> **SOURCE MATERIAL**:

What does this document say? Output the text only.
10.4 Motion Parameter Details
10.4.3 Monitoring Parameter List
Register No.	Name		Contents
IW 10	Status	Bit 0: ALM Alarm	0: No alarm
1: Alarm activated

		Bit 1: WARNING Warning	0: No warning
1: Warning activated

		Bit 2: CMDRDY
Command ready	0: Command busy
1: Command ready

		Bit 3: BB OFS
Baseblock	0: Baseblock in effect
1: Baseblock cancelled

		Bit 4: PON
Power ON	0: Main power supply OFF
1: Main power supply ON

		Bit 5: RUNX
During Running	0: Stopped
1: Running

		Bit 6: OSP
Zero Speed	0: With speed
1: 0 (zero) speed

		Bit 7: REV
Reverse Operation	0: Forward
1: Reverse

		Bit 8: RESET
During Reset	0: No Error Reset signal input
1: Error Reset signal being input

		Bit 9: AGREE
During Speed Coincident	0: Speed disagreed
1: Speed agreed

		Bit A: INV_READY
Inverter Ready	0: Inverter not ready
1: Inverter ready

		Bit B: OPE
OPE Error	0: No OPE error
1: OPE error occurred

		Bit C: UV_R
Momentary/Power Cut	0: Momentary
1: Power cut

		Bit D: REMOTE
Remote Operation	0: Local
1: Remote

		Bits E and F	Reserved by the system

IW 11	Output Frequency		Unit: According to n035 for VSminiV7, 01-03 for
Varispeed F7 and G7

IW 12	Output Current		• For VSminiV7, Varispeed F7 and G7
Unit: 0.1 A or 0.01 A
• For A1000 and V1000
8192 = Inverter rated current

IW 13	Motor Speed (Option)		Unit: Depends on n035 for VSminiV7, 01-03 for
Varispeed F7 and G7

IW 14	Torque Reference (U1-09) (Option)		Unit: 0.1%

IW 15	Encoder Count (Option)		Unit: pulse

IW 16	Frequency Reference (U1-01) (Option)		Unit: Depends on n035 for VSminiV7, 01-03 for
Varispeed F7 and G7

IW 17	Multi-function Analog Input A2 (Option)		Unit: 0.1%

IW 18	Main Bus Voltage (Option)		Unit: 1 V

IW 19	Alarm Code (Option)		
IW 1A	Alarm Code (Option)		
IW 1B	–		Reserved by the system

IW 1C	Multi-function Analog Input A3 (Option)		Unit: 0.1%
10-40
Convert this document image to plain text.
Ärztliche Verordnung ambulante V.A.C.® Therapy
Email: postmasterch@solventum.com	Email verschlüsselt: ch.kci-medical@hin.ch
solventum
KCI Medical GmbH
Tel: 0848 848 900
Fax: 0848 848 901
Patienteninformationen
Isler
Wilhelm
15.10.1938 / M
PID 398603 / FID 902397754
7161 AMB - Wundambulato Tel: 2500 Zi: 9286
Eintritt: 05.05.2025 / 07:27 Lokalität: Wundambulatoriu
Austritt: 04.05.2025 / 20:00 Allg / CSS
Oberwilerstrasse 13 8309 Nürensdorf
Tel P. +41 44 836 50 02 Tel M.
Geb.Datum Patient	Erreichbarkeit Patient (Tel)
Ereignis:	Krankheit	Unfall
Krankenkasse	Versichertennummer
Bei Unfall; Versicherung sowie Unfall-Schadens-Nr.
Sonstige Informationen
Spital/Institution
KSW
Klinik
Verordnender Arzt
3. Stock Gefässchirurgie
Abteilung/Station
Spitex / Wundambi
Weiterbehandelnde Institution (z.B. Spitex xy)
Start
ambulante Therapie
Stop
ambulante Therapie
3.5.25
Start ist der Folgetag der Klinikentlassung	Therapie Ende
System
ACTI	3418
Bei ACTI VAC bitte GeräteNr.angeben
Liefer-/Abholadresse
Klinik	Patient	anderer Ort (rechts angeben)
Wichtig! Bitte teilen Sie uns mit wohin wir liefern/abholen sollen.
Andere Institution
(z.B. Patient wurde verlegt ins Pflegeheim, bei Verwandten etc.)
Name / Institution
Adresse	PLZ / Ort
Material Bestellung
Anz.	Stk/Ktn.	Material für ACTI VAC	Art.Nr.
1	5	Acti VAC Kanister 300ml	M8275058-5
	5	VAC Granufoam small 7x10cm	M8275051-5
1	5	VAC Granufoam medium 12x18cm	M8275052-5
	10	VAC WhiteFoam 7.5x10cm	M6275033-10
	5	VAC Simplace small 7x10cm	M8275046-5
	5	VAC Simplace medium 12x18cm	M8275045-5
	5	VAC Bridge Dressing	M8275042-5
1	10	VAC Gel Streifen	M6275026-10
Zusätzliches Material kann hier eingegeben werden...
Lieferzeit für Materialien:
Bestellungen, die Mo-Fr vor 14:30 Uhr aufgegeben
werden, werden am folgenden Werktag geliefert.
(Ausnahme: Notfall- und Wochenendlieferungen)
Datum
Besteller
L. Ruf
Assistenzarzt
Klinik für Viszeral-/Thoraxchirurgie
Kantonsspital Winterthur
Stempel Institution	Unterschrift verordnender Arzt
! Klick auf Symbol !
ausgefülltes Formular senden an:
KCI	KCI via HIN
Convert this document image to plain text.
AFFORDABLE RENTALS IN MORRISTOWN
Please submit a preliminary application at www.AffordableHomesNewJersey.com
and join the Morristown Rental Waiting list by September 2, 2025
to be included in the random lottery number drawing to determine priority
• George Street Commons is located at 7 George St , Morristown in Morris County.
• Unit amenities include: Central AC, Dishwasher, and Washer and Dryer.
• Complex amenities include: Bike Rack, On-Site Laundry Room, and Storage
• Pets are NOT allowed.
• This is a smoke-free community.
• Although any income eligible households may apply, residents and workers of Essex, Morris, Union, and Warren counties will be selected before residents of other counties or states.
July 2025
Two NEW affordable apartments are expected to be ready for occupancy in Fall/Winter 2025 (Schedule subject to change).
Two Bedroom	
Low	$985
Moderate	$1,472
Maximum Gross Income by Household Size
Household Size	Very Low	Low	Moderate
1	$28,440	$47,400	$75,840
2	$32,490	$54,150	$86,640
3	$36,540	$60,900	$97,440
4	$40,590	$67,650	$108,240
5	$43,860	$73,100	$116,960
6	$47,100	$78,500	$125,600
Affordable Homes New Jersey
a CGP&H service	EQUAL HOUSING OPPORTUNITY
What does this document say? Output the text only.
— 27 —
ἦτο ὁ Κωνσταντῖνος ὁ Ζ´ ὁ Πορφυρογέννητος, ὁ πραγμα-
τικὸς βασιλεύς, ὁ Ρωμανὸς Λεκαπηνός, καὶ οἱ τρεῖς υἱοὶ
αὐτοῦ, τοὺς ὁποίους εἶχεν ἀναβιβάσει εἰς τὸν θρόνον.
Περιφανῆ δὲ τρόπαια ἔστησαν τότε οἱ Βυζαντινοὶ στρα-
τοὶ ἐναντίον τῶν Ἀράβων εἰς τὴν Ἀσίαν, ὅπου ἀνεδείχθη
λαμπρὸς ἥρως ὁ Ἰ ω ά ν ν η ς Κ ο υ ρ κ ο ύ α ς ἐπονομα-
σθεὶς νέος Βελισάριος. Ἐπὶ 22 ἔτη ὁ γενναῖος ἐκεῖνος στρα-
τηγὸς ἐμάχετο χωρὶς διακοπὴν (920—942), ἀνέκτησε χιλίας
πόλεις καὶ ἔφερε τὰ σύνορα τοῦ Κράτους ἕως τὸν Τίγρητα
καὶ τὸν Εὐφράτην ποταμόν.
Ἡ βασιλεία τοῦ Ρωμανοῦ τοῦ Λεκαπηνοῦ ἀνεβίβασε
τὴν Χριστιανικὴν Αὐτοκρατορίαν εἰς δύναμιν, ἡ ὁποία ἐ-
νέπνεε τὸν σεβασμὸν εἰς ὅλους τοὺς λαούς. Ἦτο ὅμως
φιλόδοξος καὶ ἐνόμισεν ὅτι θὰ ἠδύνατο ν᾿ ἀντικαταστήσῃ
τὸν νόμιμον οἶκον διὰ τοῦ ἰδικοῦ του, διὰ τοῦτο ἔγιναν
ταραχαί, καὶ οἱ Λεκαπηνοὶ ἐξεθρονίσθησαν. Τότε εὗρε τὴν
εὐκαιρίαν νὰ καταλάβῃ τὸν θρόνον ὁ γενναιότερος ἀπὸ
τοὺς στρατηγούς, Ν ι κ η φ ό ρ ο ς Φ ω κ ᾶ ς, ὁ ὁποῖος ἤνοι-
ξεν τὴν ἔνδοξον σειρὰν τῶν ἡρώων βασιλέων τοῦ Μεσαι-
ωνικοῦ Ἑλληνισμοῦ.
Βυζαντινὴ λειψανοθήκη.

> **AIM**: Find and copy each line above that includes the string "solventum".

> **OUTPUT BELOW**:
Email: postmasterch@solventum.com	Email verschlüsselt: ch.kci-medical@hin.ch
solventum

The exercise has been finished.